* **Brief**
Gather each line of the entries below that includes "first".
· · · · ·
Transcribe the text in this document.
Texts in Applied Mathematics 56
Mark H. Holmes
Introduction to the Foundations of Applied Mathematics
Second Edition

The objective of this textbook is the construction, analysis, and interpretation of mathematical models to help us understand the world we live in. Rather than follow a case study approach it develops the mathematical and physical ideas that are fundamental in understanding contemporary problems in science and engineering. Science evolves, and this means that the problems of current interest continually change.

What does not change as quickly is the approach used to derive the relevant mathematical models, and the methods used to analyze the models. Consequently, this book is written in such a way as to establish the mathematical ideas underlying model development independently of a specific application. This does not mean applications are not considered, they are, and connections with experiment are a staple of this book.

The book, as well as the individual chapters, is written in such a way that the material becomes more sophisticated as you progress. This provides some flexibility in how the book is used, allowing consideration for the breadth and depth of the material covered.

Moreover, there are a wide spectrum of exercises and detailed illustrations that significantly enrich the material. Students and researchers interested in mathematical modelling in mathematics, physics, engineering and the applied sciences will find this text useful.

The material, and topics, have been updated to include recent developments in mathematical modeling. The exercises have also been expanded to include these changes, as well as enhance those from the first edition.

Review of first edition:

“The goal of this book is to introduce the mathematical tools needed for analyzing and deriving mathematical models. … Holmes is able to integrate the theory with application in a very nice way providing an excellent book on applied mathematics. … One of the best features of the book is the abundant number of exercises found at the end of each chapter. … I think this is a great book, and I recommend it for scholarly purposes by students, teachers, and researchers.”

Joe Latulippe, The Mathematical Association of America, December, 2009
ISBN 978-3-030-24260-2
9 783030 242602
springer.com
· · · · ·
* **The output**
The material, and topics, have been updated to include recent developments in mathematical modeling. The exercises have also been expanded to include these changes, as well as enhance those from the first edition.
Review of first edition:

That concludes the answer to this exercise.